**Exercise objective**
Restate each of the lines given below, word for word.
─── Data lines ───
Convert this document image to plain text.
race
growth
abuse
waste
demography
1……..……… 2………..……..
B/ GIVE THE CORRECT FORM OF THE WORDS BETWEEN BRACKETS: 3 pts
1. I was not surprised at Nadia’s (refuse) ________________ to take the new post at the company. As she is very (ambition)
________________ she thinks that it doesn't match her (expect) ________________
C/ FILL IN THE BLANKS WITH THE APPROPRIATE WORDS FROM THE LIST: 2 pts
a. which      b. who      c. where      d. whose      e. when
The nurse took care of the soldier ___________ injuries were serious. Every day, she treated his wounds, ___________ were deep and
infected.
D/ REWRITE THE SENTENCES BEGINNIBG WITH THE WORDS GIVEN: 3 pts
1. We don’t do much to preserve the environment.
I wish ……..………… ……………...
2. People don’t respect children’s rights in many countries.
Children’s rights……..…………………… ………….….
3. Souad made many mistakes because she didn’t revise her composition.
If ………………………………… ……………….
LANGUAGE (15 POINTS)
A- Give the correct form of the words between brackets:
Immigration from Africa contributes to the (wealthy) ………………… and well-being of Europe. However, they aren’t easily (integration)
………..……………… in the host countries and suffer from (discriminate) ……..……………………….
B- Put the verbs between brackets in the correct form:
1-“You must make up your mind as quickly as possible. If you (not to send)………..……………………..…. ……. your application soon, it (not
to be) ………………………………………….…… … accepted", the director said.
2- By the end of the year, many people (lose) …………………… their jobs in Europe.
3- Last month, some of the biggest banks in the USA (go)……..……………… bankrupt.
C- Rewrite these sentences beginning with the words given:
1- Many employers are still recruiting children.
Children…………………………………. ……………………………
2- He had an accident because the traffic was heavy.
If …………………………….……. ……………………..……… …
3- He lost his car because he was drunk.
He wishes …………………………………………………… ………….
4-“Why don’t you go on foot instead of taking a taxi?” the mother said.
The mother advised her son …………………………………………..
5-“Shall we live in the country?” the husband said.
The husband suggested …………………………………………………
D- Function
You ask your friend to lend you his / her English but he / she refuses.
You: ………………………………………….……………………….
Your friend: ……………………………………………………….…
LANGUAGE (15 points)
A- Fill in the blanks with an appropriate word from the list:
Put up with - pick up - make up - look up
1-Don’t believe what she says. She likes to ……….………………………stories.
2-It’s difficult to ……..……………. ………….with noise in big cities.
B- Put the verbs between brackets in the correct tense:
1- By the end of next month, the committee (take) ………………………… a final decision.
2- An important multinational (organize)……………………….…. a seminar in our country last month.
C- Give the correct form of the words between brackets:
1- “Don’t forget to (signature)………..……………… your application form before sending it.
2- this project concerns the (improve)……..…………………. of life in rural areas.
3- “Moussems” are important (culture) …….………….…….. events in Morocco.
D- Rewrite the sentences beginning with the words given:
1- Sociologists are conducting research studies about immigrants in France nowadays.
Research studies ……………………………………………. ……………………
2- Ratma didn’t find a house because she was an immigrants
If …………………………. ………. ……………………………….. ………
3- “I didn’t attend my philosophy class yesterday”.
───
**Answer for the task**
Convert this document image to plain text.
race
growth
abuse
waste
demography
1……..……… 2………..……..
B/ GIVE THE CORRECT FORM OF THE WORDS BETWEEN BRACKETS: 3 pts
1. I was not surprised at Nadia’s (refuse) ________________ to take the new post at the company. As she is very (ambition)
________________ she thinks that it doesn't match her (expect) ________________
C/ FILL IN THE BLANKS WITH THE APPROPRIATE WORDS FROM THE LIST: 2 pts
a. which      b. who      c. where      d. whose      e. when
The nurse took care of the soldier ___________ injuries were serious. Every day, she treated his wounds, ___________ were deep and
infected.
D/ REWRITE THE SENTENCES BEGINNIBG WITH THE WORDS GIVEN: 3 pts
1. We don’t do much to preserve the environment.
I wish ……..………… ……………...
2. People don’t respect children’s rights in many countries.
Children’s rights……..…………………… ………….….
3. Souad made many mistakes because she didn’t revise her composition.
If ………………………………… ……………….
LANGUAGE (15 POINTS)
A- Give the correct form of the words between brackets:
Immigration from Africa contributes to the (wealthy) ………………… and well-being of Europe. However, they aren’t easily (integration)
………..……………… in the host countries and suffer from (discriminate) ……..……………………….
B- Put the verbs between brackets in the correct form:
1-“You must make up your mind as quickly as possible. If you (not to send)………..……………………..…. ……. your application soon, it (not
to be) ………………………………………….…… … accepted", the director said.
2- By the end of the year, many people (lose) …………………… their jobs in Europe.
3- Last month, some of the biggest banks in the USA (go)……..……………… bankrupt.
C- Rewrite these sentences beginning with the words given:
1- Many employers are still recruiting children.
Children…………………………………. ……………………………
2- He had an accident because the traffic was heavy.
If …………………………….……. ……………………..……… …
3- He lost his car because he was drunk.
He wishes …………………………………………………… ………….
4-“Why don’t you go on foot instead of taking a taxi?” the mother said.
The mother advised her son …………………………………………..
5-“Shall we live in the country?” the husband said.
The husband suggested …………………………………………………
D- Function
You ask your friend to lend you his / her English but he / she refuses.
You: ………………………………………….……………………….
Your friend: ……………………………………………………….…
LANGUAGE (15 points)
A- Fill in the blanks with an appropriate word from the list:
Put up with - pick up - make up - look up
1-Don’t believe what she says. She likes to ……….………………………stories.
2-It’s difficult to ……..……………. ………….with noise in big cities.
B- Put the verbs between brackets in the correct tense:
1- By the end of next month, the committee (take) ………………………… a final decision.
2- An important multinational (organize)……………………….…. a seminar in our country last month.
C- Give the correct form of the words between brackets:
1- “Don’t forget to (signature)………..……………… your application form before sending it.
2- this project concerns the (improve)……..…………………. of life in rural areas.
3- “Moussems” are important (culture) …….………….…….. events in Morocco.
D- Rewrite the sentences beginning with the words given:
1- Sociologists are conducting research studies about immigrants in France nowadays.
Research studies ……………………………………………. ……………………
2- Ratma didn’t find a house because she was an immigrants
If …………………………. ………. ……………………………….. ………
3- “I didn’t attend my philosophy class yesterday”.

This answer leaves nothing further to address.